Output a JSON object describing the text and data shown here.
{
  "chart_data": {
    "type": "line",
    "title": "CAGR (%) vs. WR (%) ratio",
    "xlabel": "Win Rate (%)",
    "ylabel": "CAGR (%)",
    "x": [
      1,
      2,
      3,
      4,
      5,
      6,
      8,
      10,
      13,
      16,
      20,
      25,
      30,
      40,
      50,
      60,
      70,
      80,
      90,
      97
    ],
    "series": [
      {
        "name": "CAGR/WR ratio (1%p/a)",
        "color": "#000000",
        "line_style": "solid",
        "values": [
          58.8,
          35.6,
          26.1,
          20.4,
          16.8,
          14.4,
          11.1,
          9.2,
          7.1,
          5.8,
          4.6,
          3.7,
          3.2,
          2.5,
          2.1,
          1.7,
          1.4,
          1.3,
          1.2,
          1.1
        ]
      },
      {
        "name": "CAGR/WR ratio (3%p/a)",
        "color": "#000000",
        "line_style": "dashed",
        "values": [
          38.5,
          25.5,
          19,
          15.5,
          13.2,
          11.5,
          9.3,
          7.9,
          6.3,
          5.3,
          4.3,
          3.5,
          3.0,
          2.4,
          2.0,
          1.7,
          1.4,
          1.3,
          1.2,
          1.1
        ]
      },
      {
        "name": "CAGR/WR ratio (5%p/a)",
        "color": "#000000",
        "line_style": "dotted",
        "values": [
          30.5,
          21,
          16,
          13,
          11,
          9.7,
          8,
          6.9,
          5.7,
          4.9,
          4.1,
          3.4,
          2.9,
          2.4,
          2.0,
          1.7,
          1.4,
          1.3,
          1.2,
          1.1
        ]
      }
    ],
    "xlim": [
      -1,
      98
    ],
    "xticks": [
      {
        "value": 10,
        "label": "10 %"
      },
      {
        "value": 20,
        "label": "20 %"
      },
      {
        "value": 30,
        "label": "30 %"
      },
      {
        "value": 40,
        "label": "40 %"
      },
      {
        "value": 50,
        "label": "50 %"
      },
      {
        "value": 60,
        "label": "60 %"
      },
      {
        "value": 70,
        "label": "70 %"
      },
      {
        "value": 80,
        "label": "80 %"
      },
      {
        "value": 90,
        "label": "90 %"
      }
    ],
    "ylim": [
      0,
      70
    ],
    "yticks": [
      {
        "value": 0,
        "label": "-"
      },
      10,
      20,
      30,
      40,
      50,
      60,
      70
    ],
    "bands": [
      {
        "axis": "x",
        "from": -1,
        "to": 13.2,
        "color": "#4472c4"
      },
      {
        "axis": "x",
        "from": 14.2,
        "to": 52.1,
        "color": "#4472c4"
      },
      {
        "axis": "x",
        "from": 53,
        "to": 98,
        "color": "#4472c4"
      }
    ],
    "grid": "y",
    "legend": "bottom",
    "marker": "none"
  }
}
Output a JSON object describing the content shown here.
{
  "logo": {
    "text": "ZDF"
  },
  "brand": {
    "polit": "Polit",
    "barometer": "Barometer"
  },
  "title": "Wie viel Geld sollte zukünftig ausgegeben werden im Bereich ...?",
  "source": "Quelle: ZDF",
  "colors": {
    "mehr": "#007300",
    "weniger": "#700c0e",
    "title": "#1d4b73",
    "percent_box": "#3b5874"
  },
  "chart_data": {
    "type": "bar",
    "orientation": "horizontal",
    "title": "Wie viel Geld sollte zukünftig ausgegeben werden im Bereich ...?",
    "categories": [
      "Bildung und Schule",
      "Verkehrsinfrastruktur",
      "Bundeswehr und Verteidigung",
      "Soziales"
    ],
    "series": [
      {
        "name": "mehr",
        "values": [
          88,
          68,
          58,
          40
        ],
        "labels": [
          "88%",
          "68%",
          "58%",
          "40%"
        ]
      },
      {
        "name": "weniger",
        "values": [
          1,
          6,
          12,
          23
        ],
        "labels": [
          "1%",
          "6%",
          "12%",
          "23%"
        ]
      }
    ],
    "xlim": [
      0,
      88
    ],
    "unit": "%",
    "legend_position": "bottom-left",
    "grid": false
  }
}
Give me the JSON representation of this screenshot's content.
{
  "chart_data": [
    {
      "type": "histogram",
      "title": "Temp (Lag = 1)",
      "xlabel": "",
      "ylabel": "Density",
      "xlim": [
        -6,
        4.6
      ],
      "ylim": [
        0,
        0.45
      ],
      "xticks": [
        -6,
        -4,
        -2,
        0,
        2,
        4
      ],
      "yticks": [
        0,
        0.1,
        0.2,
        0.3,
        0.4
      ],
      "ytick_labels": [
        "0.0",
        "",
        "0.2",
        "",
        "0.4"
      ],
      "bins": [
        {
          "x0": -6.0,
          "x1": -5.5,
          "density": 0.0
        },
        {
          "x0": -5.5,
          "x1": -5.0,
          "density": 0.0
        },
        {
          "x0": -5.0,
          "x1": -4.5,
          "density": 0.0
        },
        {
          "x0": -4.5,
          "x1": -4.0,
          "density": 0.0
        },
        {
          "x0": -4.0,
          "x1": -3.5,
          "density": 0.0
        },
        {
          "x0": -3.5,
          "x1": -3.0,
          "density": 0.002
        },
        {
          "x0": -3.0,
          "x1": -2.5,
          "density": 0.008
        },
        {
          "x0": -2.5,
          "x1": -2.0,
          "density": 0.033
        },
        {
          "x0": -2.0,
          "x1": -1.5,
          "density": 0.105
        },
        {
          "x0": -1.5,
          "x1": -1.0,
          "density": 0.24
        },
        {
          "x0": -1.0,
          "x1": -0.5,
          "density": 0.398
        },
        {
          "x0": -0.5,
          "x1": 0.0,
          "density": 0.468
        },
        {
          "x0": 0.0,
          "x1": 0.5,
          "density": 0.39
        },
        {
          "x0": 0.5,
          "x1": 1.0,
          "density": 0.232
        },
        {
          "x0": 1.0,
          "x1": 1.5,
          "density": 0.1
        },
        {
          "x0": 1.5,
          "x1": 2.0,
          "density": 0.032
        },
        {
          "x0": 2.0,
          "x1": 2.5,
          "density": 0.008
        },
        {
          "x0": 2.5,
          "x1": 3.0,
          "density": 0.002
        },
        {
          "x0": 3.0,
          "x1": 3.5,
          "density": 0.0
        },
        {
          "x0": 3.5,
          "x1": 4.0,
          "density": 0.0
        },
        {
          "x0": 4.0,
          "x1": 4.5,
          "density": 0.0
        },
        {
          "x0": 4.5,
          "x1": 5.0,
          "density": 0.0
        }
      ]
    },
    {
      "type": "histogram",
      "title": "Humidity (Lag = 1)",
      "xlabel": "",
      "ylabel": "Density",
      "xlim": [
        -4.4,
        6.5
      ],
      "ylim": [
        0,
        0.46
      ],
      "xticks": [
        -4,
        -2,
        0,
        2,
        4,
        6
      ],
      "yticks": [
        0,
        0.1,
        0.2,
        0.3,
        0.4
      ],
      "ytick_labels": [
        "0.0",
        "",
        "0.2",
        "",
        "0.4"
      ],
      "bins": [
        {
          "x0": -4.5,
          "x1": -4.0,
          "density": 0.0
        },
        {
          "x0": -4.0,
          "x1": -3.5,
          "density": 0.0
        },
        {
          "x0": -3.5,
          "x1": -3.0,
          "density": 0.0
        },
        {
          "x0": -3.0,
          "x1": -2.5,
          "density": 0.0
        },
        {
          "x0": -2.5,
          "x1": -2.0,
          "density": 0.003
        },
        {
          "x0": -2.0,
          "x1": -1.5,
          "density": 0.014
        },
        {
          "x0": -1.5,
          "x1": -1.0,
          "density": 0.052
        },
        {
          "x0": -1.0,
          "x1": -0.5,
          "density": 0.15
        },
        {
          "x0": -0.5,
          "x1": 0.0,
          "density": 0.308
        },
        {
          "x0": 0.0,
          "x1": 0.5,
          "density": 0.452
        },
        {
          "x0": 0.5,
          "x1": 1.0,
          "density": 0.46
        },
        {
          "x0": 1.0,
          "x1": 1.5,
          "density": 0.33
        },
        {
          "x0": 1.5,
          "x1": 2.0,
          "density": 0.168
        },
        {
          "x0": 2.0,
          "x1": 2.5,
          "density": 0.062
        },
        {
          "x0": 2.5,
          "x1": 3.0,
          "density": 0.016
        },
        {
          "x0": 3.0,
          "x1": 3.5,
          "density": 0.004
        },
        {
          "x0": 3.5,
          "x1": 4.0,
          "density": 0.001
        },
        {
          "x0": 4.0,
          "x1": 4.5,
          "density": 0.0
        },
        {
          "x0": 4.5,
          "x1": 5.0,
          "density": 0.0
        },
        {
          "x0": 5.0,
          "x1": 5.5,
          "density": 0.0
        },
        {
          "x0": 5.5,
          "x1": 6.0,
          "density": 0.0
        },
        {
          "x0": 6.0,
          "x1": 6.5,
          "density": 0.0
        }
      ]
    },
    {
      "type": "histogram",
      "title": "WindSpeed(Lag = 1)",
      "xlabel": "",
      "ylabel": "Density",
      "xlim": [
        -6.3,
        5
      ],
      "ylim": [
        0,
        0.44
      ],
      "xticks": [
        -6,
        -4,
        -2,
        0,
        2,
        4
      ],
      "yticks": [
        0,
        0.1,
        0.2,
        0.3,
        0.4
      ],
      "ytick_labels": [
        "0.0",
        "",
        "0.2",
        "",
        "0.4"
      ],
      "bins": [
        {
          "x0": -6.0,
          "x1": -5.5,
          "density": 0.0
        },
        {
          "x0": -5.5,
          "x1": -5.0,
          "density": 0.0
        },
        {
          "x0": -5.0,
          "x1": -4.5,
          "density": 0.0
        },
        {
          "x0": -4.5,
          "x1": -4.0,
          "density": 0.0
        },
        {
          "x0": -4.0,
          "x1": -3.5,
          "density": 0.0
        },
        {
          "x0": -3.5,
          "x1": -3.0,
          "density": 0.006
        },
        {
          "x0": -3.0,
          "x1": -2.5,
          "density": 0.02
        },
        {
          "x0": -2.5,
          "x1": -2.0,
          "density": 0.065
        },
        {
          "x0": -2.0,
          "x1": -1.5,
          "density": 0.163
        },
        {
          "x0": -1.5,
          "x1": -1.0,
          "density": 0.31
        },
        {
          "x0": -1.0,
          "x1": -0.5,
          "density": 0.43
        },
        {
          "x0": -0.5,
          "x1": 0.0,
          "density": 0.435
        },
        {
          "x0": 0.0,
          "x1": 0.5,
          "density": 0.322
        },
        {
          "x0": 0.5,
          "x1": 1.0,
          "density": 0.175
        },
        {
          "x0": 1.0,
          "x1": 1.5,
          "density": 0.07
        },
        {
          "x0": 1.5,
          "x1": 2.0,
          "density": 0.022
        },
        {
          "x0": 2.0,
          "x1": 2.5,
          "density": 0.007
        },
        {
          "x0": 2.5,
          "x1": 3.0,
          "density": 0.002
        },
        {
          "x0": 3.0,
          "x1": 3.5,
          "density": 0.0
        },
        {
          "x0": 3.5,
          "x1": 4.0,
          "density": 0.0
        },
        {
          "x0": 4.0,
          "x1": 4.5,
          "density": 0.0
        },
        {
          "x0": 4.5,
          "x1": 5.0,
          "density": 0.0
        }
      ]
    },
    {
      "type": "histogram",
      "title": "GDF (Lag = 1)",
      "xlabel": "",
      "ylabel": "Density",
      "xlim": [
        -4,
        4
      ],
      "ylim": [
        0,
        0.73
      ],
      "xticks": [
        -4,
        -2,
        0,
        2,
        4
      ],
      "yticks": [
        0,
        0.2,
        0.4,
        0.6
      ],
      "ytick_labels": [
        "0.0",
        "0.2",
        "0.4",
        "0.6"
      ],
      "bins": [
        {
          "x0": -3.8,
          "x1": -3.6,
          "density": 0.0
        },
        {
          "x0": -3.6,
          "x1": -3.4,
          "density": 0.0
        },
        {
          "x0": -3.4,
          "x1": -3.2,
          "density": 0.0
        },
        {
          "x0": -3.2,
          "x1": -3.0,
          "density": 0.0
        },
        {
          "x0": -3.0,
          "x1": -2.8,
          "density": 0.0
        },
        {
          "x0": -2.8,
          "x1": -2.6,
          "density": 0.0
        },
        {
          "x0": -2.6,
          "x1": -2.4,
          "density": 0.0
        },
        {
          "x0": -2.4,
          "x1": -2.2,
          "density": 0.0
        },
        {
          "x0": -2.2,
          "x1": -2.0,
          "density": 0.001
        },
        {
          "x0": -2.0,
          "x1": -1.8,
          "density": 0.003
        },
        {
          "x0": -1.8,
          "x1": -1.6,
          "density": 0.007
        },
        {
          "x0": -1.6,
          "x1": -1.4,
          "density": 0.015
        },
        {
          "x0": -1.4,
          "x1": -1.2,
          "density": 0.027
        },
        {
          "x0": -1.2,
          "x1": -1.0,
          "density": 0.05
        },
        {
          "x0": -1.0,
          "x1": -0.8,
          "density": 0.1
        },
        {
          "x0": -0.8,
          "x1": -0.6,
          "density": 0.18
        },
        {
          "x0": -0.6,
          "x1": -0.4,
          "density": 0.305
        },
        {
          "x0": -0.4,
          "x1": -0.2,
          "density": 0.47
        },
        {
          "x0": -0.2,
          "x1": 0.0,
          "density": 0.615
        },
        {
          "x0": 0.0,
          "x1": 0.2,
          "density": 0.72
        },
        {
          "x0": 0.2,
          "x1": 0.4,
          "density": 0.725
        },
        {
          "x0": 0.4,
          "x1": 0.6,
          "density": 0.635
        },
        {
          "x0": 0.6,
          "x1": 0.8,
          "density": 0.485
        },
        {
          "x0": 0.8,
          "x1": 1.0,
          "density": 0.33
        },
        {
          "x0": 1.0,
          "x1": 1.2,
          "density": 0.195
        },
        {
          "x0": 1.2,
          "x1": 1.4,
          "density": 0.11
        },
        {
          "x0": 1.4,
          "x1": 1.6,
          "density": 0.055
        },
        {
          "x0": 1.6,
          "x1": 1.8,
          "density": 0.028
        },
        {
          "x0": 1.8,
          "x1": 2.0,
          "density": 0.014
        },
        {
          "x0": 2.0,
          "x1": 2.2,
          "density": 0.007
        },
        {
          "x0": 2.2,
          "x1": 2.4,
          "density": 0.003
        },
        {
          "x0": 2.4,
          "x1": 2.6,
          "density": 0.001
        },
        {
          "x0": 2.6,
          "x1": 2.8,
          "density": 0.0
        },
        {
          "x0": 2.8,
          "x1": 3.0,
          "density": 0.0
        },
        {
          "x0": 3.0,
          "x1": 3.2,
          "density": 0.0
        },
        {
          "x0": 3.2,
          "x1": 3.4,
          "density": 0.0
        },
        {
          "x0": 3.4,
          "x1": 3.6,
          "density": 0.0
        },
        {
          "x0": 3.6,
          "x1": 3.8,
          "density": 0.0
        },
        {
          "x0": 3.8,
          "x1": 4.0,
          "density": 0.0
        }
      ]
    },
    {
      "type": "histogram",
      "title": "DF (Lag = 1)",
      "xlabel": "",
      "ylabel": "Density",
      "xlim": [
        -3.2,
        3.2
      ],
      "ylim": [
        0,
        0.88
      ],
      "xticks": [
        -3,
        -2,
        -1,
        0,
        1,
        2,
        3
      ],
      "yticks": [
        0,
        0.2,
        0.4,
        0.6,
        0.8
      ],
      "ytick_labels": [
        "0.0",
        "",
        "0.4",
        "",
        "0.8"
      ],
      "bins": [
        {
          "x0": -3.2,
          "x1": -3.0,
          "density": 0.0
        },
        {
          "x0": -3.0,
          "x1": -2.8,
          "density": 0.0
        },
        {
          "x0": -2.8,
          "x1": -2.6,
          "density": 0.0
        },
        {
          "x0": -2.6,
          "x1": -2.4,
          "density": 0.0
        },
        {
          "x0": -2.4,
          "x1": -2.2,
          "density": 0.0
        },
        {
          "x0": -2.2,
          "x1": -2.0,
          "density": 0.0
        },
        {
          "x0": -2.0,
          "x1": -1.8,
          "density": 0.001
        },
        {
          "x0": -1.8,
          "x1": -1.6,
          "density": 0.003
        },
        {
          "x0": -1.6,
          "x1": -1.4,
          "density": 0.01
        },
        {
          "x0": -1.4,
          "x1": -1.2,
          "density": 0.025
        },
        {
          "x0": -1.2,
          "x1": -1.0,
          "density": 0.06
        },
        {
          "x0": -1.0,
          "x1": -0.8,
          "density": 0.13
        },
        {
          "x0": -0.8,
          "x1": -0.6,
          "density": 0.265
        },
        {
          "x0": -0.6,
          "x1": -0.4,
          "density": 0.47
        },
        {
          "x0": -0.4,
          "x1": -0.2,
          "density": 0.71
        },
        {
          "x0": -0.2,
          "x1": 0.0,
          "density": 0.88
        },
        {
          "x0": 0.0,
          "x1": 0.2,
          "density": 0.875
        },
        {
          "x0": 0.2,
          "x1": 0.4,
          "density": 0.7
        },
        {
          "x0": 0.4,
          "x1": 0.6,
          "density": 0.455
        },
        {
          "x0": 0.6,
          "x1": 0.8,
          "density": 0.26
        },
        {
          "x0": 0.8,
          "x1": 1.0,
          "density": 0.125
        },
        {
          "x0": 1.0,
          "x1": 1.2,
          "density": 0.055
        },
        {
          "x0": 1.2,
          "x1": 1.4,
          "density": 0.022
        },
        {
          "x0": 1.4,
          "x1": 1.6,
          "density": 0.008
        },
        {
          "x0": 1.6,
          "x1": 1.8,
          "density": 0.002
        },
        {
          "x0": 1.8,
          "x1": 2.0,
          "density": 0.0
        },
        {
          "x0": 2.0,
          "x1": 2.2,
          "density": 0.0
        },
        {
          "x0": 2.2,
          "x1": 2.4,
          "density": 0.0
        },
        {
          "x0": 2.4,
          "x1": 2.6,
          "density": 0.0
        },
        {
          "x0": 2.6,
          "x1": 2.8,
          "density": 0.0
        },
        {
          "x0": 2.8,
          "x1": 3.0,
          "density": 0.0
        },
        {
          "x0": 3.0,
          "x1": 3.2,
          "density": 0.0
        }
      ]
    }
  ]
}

■ WORK INSTRUCTIONS: Exactly how many lines of the material contain the word "JSON"? Write the number alone.

■ SOLUTION TO THIS PROBLEM: 3